(Stored records)
——————

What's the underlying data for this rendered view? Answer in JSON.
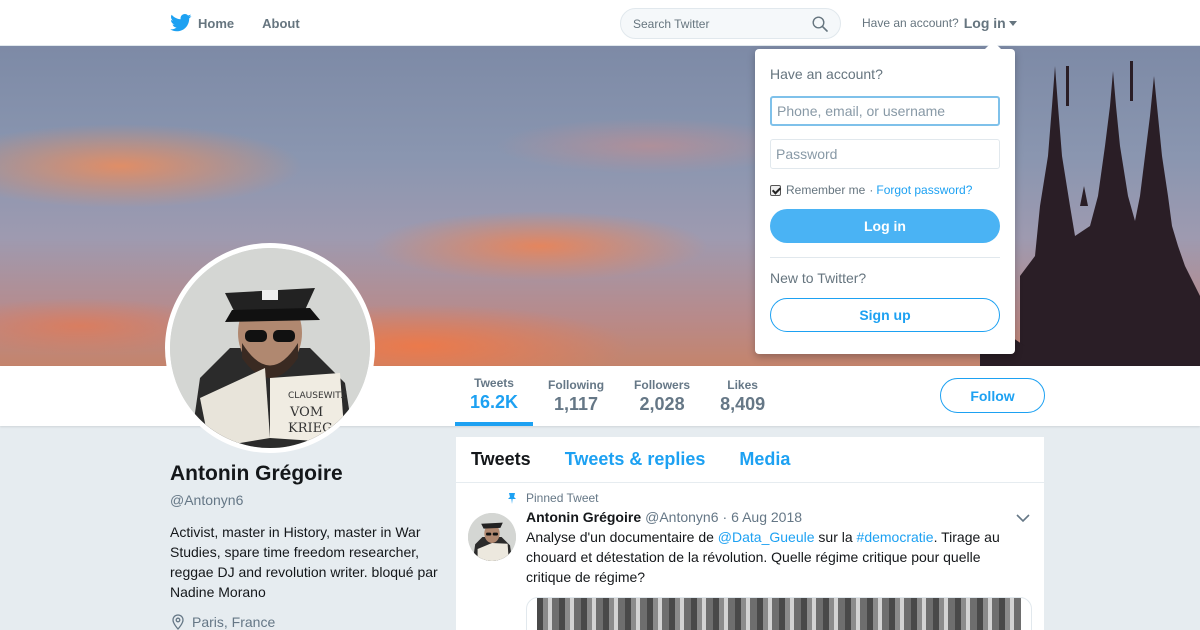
{
  "nav": {
    "home_label": "Home",
    "about_label": "About",
    "search_placeholder": "Search Twitter",
    "have_account": "Have an account?",
    "login_label": "Log in"
  },
  "profile": {
    "name": "Antonin Grégoire",
    "handle": "@Antonyn6",
    "bio": "Activist, master in History, master in War Studies, spare time freedom researcher, reggae DJ and revolution writer. bloqué par Nadine Morano",
    "location": "Paris, France",
    "follow_label": "Follow"
  },
  "stats": [
    {
      "label": "Tweets",
      "value": "16.2K"
    },
    {
      "label": "Following",
      "value": "1,117"
    },
    {
      "label": "Followers",
      "value": "2,028"
    },
    {
      "label": "Likes",
      "value": "8,409"
    }
  ],
  "timeline": {
    "tabs": [
      "Tweets",
      "Tweets & replies",
      "Media"
    ]
  },
  "tweet": {
    "pinned_label": "Pinned Tweet",
    "author": "Antonin Grégoire",
    "handle": "@Antonyn6",
    "separator": "·",
    "date": "6 Aug 2018",
    "text_1": "Analyse d'un documentaire de ",
    "mention": "@Data_Gueule",
    "text_2": " sur la ",
    "hashtag": "#democratie",
    "text_3": ". Tirage au chouard et détestation de la révolution. Quelle régime critique pour quelle critique de régime?"
  },
  "login_dropdown": {
    "title": "Have an account?",
    "username_placeholder": "Phone, email, or username",
    "password_placeholder": "Password",
    "remember_label": "Remember me",
    "separator": "·",
    "forgot_label": "Forgot password?",
    "login_button": "Log in",
    "new_label": "New to Twitter?",
    "signup_button": "Sign up"
  },
  "colors": {
    "accent": "#1da1f2",
    "login_button": "#4ab3f4",
    "background": "#e6ecf0"
  },
  "icons": [
    "twitter-bird-icon",
    "search-icon",
    "caret-down-icon",
    "location-pin-icon",
    "pin-icon",
    "chevron-down-icon"
  ]
}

——————

• What you are asked to do: Take the listing above and print it exactly, apart from the pictures.

• The result:
What's the underlying data for this rendered view? Answer in JSON.
{
  "nav": {
    "home_label": "Home",
    "about_label": "About",
    "search_placeholder": "Search Twitter",
    "have_account": "Have an account?",
    "login_label": "Log in"
  },
  "profile": {
    "name": "Antonin Grégoire",
    "handle": "@Antonyn6",
    "bio": "Activist, master in History, master in War Studies, spare time freedom researcher, reggae DJ and revolution writer. bloqué par Nadine Morano",
    "location": "Paris, France",
    "follow_label": "Follow"
  },
  "stats": [
    {
      "label": "Tweets",
      "value": "16.2K"
    },
    {
      "label": "Following",
      "value": "1,117"
    },
    {
      "label": "Followers",
      "value": "2,028"
    },
    {
      "label": "Likes",
      "value": "8,409"
    }
  ],
  "timeline": {
    "tabs": [
      "Tweets",
      "Tweets & replies",
      "Media"
    ]
  },
  "tweet": {
    "pinned_label": "Pinned Tweet",
    "author": "Antonin Grégoire",
    "handle": "@Antonyn6",
    "separator": "·",
    "date": "6 Aug 2018",
    "text_1": "Analyse d'un documentaire de ",
    "mention": "@Data_Gueule",
    "text_2": " sur la ",
    "hashtag": "#democratie",
    "text_3": ". Tirage au chouard et détestation de la révolution. Quelle régime critique pour quelle critique de régime?"
  },
  "login_dropdown": {
    "title": "Have an account?",
    "username_placeholder": "Phone, email, or username",
    "password_placeholder": "Password",
    "remember_label": "Remember me",
    "separator": "·",
    "forgot_label": "Forgot password?",
    "login_button": "Log in",
    "new_label": "New to Twitter?",
    "signup_button": "Sign up"
  },
  "colors": {
    "accent": "#1da1f2",
    "login_button": "#4ab3f4",
    "background": "#e6ecf0"
  },
  "icons": [
    "twitter-bird-icon",
    "search-icon",
    "caret-down-icon",
    "location-pin-icon",
    "pin-icon",
    "chevron-down-icon"
  ]
}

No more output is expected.